═══ Exercise inputs ═══
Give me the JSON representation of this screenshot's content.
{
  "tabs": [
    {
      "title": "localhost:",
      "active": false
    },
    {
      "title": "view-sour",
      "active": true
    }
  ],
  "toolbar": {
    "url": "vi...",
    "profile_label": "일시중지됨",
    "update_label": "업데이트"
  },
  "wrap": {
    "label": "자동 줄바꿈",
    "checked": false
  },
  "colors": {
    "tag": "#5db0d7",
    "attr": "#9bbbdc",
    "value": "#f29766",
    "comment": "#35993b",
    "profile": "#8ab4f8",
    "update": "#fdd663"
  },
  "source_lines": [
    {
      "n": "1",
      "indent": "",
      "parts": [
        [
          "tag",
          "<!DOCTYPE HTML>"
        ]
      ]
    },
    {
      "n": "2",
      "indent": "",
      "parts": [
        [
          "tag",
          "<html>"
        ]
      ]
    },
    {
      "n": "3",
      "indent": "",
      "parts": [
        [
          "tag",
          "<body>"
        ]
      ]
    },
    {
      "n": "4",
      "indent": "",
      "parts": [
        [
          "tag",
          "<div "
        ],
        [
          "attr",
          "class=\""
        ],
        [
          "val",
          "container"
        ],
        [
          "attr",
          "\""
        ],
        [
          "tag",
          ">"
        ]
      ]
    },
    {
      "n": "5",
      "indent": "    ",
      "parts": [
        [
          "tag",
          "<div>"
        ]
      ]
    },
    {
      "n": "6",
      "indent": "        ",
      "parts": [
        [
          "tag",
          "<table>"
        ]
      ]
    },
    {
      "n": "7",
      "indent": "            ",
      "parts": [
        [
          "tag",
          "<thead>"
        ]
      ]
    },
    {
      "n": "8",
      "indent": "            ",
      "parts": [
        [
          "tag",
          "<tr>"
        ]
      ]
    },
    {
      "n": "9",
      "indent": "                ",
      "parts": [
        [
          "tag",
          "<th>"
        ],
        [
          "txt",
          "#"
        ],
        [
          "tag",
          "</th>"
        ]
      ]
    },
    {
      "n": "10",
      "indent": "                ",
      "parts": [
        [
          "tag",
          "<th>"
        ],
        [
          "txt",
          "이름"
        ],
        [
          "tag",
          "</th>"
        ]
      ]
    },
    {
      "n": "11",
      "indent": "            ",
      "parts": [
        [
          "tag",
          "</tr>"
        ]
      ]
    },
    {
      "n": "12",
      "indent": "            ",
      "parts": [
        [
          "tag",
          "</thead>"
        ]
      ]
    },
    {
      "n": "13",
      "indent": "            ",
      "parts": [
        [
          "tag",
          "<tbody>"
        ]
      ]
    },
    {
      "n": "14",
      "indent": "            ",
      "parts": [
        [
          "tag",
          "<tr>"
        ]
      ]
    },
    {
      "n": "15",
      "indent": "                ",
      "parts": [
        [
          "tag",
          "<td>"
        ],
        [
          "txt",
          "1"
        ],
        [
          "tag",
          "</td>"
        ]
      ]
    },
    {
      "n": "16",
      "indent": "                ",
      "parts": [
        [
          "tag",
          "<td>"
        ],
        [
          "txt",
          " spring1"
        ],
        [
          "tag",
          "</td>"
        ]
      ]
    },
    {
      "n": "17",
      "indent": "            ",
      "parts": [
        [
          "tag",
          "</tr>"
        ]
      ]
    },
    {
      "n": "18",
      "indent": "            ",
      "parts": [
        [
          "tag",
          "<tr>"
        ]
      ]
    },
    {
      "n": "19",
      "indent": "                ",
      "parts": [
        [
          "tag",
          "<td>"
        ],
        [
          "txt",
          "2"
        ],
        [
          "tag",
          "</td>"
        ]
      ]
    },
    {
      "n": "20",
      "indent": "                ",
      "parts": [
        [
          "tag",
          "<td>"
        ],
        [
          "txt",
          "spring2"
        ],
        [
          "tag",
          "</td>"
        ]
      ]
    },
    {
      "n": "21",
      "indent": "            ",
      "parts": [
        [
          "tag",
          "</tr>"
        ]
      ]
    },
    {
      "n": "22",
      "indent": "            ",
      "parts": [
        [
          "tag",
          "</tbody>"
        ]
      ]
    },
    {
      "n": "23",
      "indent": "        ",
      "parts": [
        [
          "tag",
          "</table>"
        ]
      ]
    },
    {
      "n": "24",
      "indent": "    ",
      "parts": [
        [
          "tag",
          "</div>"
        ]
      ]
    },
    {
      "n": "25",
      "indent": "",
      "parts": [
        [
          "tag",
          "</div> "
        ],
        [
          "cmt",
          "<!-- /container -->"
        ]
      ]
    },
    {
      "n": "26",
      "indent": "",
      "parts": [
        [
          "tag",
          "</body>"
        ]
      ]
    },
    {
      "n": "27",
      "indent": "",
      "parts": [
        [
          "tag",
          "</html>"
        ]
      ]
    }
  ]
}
═══
Each line of the material must be restated exactly.

**Answer for this exercise:**
Give me the JSON representation of this screenshot's content.
{
  "tabs": [
    {
      "title": "localhost:",
      "active": false
    },
    {
      "title": "view-sour",
      "active": true
    }
  ],
  "toolbar": {
    "url": "vi...",
    "profile_label": "일시중지됨",
    "update_label": "업데이트"
  },
  "wrap": {
    "label": "자동 줄바꿈",
    "checked": false
  },
  "colors": {
    "tag": "#5db0d7",
    "attr": "#9bbbdc",
    "value": "#f29766",
    "comment": "#35993b",
    "profile": "#8ab4f8",
    "update": "#fdd663"
  },
  "source_lines": [
    {
      "n": "1",
      "indent": "",
      "parts": [
        [
          "tag",
          "<!DOCTYPE HTML>"
        ]
      ]
    },
    {
      "n": "2",
      "indent": "",
      "parts": [
        [
          "tag",
          "<html>"
        ]
      ]
    },
    {
      "n": "3",
      "indent": "",
      "parts": [
        [
          "tag",
          "<body>"
        ]
      ]
    },
    {
      "n": "4",
      "indent": "",
      "parts": [
        [
          "tag",
          "<div "
        ],
        [
          "attr",
          "class=\""
        ],
        [
          "val",
          "container"
        ],
        [
          "attr",
          "\""
        ],
        [
          "tag",
          ">"
        ]
      ]
    },
    {
      "n": "5",
      "indent": "    ",
      "parts": [
        [
          "tag",
          "<div>"
        ]
      ]
    },
    {
      "n": "6",
      "indent": "        ",
      "parts": [
        [
          "tag",
          "<table>"
        ]
      ]
    },
    {
      "n": "7",
      "indent": "            ",
      "parts": [
        [
          "tag",
          "<thead>"
        ]
      ]
    },
    {
      "n": "8",
      "indent": "            ",
      "parts": [
        [
          "tag",
          "<tr>"
        ]
      ]
    },
    {
      "n": "9",
      "indent": "                ",
      "parts": [
        [
          "tag",
          "<th>"
        ],
        [
          "txt",
          "#"
        ],
        [
          "tag",
          "</th>"
        ]
      ]
    },
    {
      "n": "10",
      "indent": "                ",
      "parts": [
        [
          "tag",
          "<th>"
        ],
        [
          "txt",
          "이름"
        ],
        [
          "tag",
          "</th>"
        ]
      ]
    },
    {
      "n": "11",
      "indent": "            ",
      "parts": [
        [
          "tag",
          "</tr>"
        ]
      ]
    },
    {
      "n": "12",
      "indent": "            ",
      "parts": [
        [
          "tag",
          "</thead>"
        ]
      ]
    },
    {
      "n": "13",
      "indent": "            ",
      "parts": [
        [
          "tag",
          "<tbody>"
        ]
      ]
    },
    {
      "n": "14",
      "indent": "            ",
      "parts": [
        [
          "tag",
          "<tr>"
        ]
      ]
    },
    {
      "n": "15",
      "indent": "                ",
      "parts": [
        [
          "tag",
          "<td>"
        ],
        [
          "txt",
          "1"
        ],
        [
          "tag",
          "</td>"
        ]
      ]
    },
    {
      "n": "16",
      "indent": "                ",
      "parts": [
        [
          "tag",
          "<td>"
        ],
        [
          "txt",
          " spring1"
        ],
        [
          "tag",
          "</td>"
        ]
      ]
    },
    {
      "n": "17",
      "indent": "            ",
      "parts": [
        [
          "tag",
          "</tr>"
        ]
      ]
    },
    {
      "n": "18",
      "indent": "            ",
      "parts": [
        [
          "tag",
          "<tr>"
        ]
      ]
    },
    {
      "n": "19",
      "indent": "                ",
      "parts": [
        [
          "tag",
          "<td>"
        ],
        [
          "txt",
          "2"
        ],
        [
          "tag",
          "</td>"
        ]
      ]
    },
    {
      "n": "20",
      "indent": "                ",
      "parts": [
        [
          "tag",
          "<td>"
        ],
        [
          "txt",
          "spring2"
        ],
        [
          "tag",
          "</td>"
        ]
      ]
    },
    {
      "n": "21",
      "indent": "            ",
      "parts": [
        [
          "tag",
          "</tr>"
        ]
      ]
    },
    {
      "n": "22",
      "indent": "            ",
      "parts": [
        [
          "tag",
          "</tbody>"
        ]
      ]
    },
    {
      "n": "23",
      "indent": "        ",
      "parts": [
        [
          "tag",
          "</table>"
        ]
      ]
    },
    {
      "n": "24",
      "indent": "    ",
      "parts": [
        [
          "tag",
          "</div>"
        ]
      ]
    },
    {
      "n": "25",
      "indent": "",
      "parts": [
        [
          "tag",
          "</div> "
        ],
        [
          "cmt",
          "<!-- /container -->"
        ]
      ]
    },
    {
      "n": "26",
      "indent": "",
      "parts": [
        [
          "tag",
          "</body>"
        ]
      ]
    },
    {
      "n": "27",
      "indent": "",
      "parts": [
        [
          "tag",
          "</html>"
        ]
      ]
    }
  ]
}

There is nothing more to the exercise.